### GESTELLTE AUFGABE 1:
Gib den Textauszug über Siedlung und Kriegerwesen vollständig und unverändert wieder.
### GESTELLTE AUFGABE 2:
Stelle nur den Abschnitt der Einträge, der mit der Zeile mit „666, 514, 673]“ beginnt und mit der Zeile mit „426, 254, 433]“ endet, als Markdown-Tabelle mit den Spalten „Nummer“ und „Eintrag“ dar. Beide Grenzzeilen gehören dazu, Leerzeilen lässt du weg.
═════ TEXTAUSZUG ═════
Erst mit zunehmender Siedlungsdauer dürfte sich dann eine
Aufteilung herausgebildet haben. Aus der Kanzlei wissen wir, daß
sich der Loinna der Erdulînu eine persönliche Wache hielt, wie auch Mokhephósos'
"stolzierende" Krieger belegen. Diese Palastwache rekrutierte
sich aus den in der Nähe von Viargaka lebenden Bauern, die
turnusgemäß etwa alle zwei Monate beim Palast Dienst
tun mußten. Ihre Stärke dürfte zweihundert Krieger
in Friedenszeiten nicht übertroffen haben.
Aus der Frühzeit ist wenig über den Aufstieg einzelner
Familien bekannt; wir besitzen zum Beispiel keine schriftlichen
Quellen darüber, ob und welche Familien das Land anderer
erwerben konnten, sich also Großgrundbesitzer oder ähnliches
herausbildeten, die sich dann mit steigendem Reichtum ein reines
Leben als Krieger leisten konnten. Sicherlich trugen Mißernten
zu derartigen Konzentrationen von Landbesitz mit bei. Kriegerische
Aktivitäten zwischen den großen Stämmen sind vor
der Krisenzeit der Senimarga nicht bekannt. Allerdings scheinen
durchaus einzelne Kämpfe um Land- und Ackerbesitz stattgefunden
zu haben, wie schon das Gesetz über Kämpfe zwischen
alt- und neu-ansässigen Fergiartuya zeigen. Die Kanzlei versuchte
solche Auseinandersetzungen in Verhandlungen zwischen den Fürsten
bzw. im Henêta zu überführen, wie verschiedene
Erlasse aus der Zeit zwischen 125 und 95 zeigen. Mit dem Einsatz
der Thronstreitigkeiten war hier dann mehr die militärische
Macht der betroffenen Seiten gefragt, als daß Vermittlungsversuche
noch etwas ausrichten konnten.
═════ ZU BEARBEITENDE EINTRÄGE ═════
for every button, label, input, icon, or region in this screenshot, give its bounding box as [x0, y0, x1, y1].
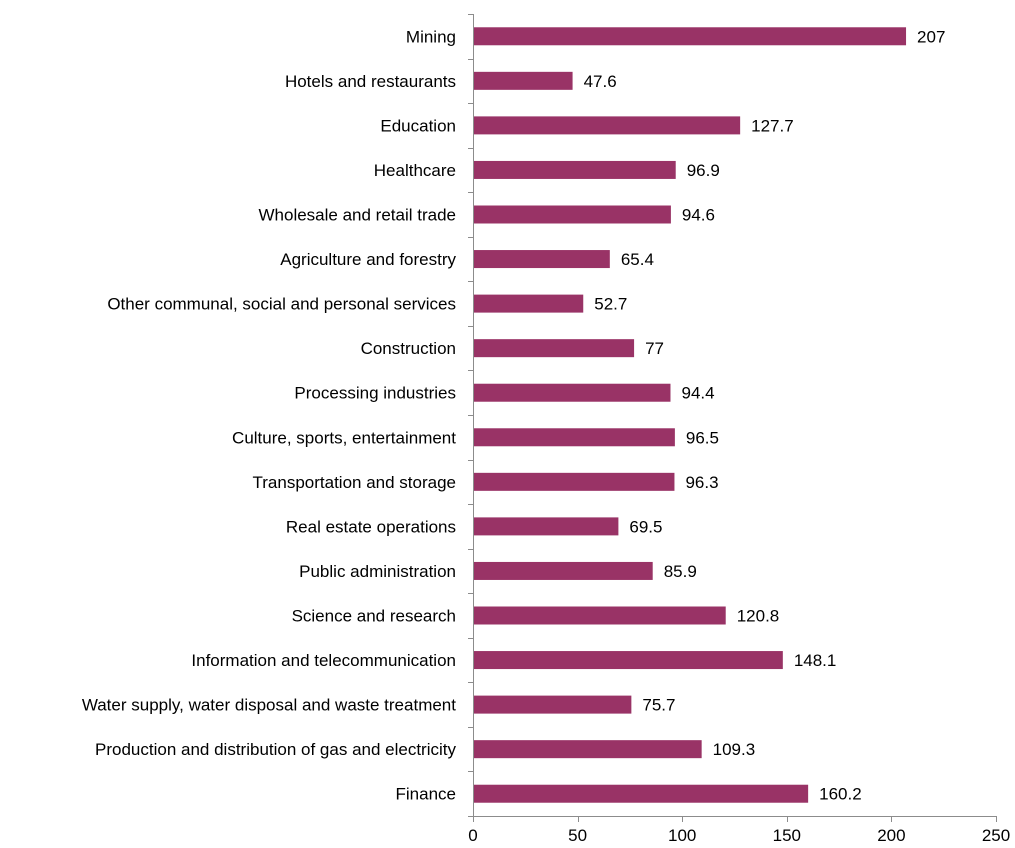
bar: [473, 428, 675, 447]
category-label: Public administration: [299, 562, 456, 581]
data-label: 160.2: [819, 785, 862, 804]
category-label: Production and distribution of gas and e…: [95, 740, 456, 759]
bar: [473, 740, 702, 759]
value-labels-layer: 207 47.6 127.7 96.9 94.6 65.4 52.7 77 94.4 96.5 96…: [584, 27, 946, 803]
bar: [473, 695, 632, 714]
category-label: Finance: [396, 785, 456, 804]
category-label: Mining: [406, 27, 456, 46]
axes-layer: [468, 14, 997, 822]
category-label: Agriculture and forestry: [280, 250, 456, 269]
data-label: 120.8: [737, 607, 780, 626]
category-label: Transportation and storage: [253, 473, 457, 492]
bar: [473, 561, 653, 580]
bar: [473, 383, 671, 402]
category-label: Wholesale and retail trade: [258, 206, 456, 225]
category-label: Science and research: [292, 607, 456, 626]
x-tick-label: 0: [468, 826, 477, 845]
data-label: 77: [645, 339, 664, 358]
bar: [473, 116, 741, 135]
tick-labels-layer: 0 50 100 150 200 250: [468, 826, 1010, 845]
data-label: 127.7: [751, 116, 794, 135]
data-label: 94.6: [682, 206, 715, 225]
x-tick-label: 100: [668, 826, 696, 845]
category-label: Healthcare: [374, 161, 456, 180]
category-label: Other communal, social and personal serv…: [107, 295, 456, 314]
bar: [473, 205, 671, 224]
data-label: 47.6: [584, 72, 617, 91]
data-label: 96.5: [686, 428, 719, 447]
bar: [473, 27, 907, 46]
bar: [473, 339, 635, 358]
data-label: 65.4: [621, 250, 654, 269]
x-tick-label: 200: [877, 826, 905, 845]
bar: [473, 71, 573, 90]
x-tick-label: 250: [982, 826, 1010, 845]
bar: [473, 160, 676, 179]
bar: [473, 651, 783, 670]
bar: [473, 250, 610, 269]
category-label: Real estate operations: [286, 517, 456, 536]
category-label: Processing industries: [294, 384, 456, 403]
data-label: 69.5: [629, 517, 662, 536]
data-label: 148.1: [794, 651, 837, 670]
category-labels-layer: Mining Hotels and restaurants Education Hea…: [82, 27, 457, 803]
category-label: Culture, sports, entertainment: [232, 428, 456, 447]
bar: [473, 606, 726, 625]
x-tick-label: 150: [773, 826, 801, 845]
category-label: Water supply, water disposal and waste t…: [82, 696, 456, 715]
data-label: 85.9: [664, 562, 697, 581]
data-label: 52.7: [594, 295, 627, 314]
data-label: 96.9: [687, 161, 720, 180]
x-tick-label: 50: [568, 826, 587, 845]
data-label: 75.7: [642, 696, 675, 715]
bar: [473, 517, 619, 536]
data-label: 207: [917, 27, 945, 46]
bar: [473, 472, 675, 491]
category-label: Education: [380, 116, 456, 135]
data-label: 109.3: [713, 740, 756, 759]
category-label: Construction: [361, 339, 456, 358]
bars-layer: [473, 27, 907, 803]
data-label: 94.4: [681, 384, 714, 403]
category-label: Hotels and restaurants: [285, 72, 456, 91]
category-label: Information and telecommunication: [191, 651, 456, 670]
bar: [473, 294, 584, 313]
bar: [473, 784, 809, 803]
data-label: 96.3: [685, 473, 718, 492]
═════
═════ ZU BEARBEITENDE EINTRÄGE ═════
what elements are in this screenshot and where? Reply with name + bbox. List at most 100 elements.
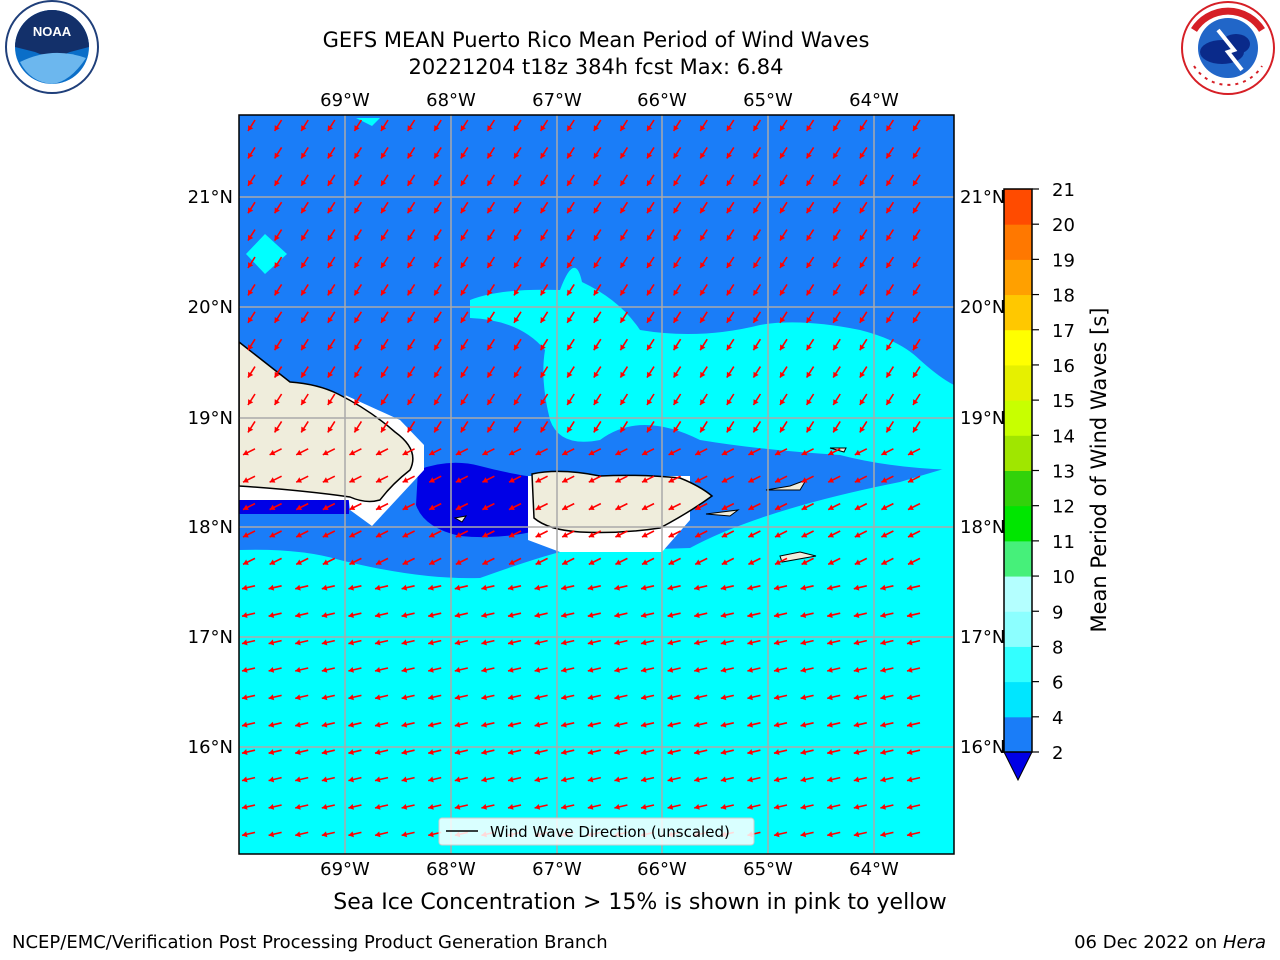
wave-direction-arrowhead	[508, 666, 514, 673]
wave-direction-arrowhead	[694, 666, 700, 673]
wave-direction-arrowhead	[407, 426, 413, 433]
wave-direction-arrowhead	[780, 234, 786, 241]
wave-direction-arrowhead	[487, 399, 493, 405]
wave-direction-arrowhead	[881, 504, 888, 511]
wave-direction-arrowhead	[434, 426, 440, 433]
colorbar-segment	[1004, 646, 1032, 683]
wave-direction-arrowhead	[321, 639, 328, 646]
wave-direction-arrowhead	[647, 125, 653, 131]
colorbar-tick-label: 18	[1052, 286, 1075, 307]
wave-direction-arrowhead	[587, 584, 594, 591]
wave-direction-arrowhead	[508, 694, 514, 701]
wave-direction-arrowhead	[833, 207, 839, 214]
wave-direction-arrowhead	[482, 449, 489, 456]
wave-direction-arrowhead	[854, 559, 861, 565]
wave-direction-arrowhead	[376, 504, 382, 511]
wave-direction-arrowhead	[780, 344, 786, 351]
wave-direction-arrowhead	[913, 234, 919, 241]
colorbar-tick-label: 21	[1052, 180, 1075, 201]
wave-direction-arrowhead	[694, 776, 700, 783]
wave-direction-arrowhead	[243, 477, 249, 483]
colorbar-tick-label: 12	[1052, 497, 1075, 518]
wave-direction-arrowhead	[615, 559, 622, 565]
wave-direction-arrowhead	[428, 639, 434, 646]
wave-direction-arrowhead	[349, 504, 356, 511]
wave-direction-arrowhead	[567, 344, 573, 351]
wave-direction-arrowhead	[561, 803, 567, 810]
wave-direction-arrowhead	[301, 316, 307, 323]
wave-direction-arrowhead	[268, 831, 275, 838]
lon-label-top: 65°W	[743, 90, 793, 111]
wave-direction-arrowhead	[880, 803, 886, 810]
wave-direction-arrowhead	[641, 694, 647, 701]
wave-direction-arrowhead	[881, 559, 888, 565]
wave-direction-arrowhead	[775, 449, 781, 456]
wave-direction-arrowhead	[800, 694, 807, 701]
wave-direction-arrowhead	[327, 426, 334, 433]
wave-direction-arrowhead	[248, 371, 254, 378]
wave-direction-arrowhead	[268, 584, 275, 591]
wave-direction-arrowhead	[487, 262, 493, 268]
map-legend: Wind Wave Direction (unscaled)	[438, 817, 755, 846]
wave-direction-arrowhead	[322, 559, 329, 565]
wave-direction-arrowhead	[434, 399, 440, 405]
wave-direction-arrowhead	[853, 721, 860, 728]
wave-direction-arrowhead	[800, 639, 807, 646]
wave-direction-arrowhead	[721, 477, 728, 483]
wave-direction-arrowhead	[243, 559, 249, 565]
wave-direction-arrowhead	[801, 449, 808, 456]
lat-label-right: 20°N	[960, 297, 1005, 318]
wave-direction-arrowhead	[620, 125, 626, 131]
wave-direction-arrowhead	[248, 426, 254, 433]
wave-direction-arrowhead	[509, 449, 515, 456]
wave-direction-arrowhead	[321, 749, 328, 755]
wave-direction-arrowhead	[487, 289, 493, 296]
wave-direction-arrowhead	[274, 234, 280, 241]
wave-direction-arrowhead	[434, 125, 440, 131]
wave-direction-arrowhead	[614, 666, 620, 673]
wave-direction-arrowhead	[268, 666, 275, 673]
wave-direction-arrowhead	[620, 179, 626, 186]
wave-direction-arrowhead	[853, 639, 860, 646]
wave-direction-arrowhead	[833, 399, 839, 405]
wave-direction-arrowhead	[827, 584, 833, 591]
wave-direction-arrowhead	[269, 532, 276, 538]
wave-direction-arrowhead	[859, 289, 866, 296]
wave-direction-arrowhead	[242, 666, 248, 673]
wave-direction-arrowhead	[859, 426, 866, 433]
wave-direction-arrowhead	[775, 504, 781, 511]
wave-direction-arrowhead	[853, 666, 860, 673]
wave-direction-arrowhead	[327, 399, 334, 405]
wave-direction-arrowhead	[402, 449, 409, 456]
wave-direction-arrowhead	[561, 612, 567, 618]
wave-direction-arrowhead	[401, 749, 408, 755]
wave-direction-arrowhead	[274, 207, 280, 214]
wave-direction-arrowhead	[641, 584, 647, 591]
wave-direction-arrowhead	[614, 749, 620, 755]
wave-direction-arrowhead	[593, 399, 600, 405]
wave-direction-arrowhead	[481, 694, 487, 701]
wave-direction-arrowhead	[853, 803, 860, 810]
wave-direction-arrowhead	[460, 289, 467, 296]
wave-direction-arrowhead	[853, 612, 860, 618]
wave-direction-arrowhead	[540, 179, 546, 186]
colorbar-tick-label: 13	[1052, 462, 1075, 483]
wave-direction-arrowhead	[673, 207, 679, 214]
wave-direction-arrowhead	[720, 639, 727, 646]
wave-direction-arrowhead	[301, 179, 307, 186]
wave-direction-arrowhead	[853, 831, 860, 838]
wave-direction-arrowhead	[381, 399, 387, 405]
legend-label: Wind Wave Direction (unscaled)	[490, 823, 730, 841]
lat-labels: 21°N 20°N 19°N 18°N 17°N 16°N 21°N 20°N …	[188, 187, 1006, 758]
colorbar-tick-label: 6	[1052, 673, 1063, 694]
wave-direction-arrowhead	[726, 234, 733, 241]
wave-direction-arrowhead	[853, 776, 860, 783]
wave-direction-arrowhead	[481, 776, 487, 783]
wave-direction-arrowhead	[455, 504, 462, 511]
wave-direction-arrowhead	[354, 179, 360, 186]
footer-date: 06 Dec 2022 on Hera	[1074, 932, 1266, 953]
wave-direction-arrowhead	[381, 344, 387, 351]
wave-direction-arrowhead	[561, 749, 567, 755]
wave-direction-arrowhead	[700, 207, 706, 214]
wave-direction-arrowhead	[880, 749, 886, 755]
═════
### LÖSUNG 1:
Erst mit zunehmender Siedlungsdauer dürfte sich dann eine
Aufteilung herausgebildet haben. Aus der Kanzlei wissen wir, daß
sich der Loinna der Erdulînu eine persönliche Wache hielt, wie auch Mokhephósos'
"stolzierende" Krieger belegen. Diese Palastwache rekrutierte
sich aus den in der Nähe von Viargaka lebenden Bauern, die
turnusgemäß etwa alle zwei Monate beim Palast Dienst
tun mußten. Ihre Stärke dürfte zweihundert Krieger
in Friedenszeiten nicht übertroffen haben.
Aus der Frühzeit ist wenig über den Aufstieg einzelner
Familien bekannt; wir besitzen zum Beispiel keine schriftlichen
Quellen darüber, ob und welche Familien das Land anderer
erwerben konnten, sich also Großgrundbesitzer oder ähnliches
herausbildeten, die sich dann mit steigendem Reichtum ein reines
Leben als Krieger leisten konnten. Sicherlich trugen Mißernten
zu derartigen Konzentrationen von Landbesitz mit bei. Kriegerische
Aktivitäten zwischen den großen Stämmen sind vor
der Krisenzeit der Senimarga nicht bekannt. Allerdings scheinen
durchaus einzelne Kämpfe um Land- und Ackerbesitz stattgefunden
zu haben, wie schon das Gesetz über Kämpfe zwischen
alt- und neu-ansässigen Fergiartuya zeigen. Die Kanzlei versuchte
solche Auseinandersetzungen in Verhandlungen zwischen den Fürsten
bzw. im Henêta zu überführen, wie verschiedene
Erlasse aus der Zeit zwischen 125 und 95 zeigen. Mit dem Einsatz
der Thronstreitigkeiten war hier dann mehr die militärische
Macht der betroffenen Seiten gefragt, als daß Vermittlungsversuche
noch etwas ausrichten konnten.

### LÖSUNG 2:
| Nummer | Eintrag |
|---|---|
| 1 | wave-direction-arrowhead	[508, 666, 514, 673] |
| 2 | wave-direction-arrowhead	[694, 666, 700, 673] |
| 3 | wave-direction-arrowhead	[407, 426, 413, 433] |
| 4 | wave-direction-arrowhead	[780, 234, 786, 241] |
| 5 | wave-direction-arrowhead	[487, 399, 493, 405] |
| 6 | wave-direction-arrowhead	[881, 504, 888, 511] |
| 7 | wave-direction-arrowhead	[434, 426, 440, 433] |
| 8 | colorbar-segment	[1004, 646, 1032, 683] |
| 9 | wave-direction-arrowhead	[321, 639, 328, 646] |
| 10 | wave-direction-arrowhead	[647, 125, 653, 131] |
| 11 | colorbar-tick-label: 18	[1052, 286, 1075, 307] |
| 12 | wave-direction-arrowhead	[587, 584, 594, 591] |
| 13 | wave-direction-arrowhead	[508, 694, 514, 701] |
| 14 | wave-direction-arrowhead	[833, 207, 839, 214] |
| 15 | wave-direction-arrowhead	[482, 449, 489, 456] |
| 16 | wave-direction-arrowhead	[854, 559, 861, 565] |
| 17 | wave-direction-arrowhead	[376, 504, 382, 511] |
| 18 | wave-direction-arrowhead	[780, 344, 786, 351] |
| 19 | wave-direction-arrowhead	[913, 234, 919, 241] |
| 20 | colorbar-tick-label: 21	[1052, 180, 1075, 201] |
| 21 | wave-direction-arrowhead	[694, 776, 700, 783] |
| 22 | wave-direction-arrowhead	[243, 477, 249, 483] |
| 23 | colorbar-tick-label: 12	[1052, 497, 1075, 518] |
| 24 | wave-direction-arrowhead	[615, 559, 622, 565] |
| 25 | wave-direction-arrowhead	[428, 639, 434, 646] |
| 26 | wave-direction-arrowhead	[349, 504, 356, 511] |
| 27 | wave-direction-arrowhead	[567, 344, 573, 351] |
| 28 | wave-direction-arrowhead	[561, 803, 567, 810] |
| 29 | wave-direction-arrowhead	[301, 316, 307, 323] |
| 30 | wave-direction-arrowhead	[268, 831, 275, 838] |
| 31 | lon-label-top: 65°W	[743, 90, 793, 111] |
| 32 | wave-direction-arrowhead	[880, 803, 886, 810] |
| 33 | wave-direction-arrowhead	[641, 694, 647, 701] |
| 34 | wave-direction-arrowhead	[881, 559, 888, 565] |
| 35 | wave-direction-arrowhead	[775, 449, 781, 456] |
| 36 | wave-direction-arrowhead	[800, 694, 807, 701] |
| 37 | wave-direction-arrowhead	[327, 426, 334, 433] |
| 38 | wave-direction-arrowhead	[248, 371, 254, 378] |
| 39 | wave-direction-arrowhead	[268, 584, 275, 591] |
| 40 | wave-direction-arrowhead	[487, 262, 493, 268] |
| 41 | map-legend: Wind Wave Direction (unscaled)	[438, 817, 755, 846] |
| 42 | wave-direction-arrowhead	[322, 559, 329, 565] |
| 43 | wave-direction-arrowhead	[434, 399, 440, 405] |
| 44 | wave-direction-arrowhead	[853, 721, 860, 728] |
| 45 | wave-direction-arrowhead	[800, 639, 807, 646] |
| 46 | wave-direction-arrowhead	[721, 477, 728, 483] |
| 47 | wave-direction-arrowhead	[243, 559, 249, 565] |
| 48 | wave-direction-arrowhead	[801, 449, 808, 456] |
| 49 | lat-label-right: 20°N	[960, 297, 1005, 318] |
| 50 | wave-direction-arrowhead	[620, 125, 626, 131] |
| 51 | wave-direction-arrowhead	[248, 426, 254, 433] |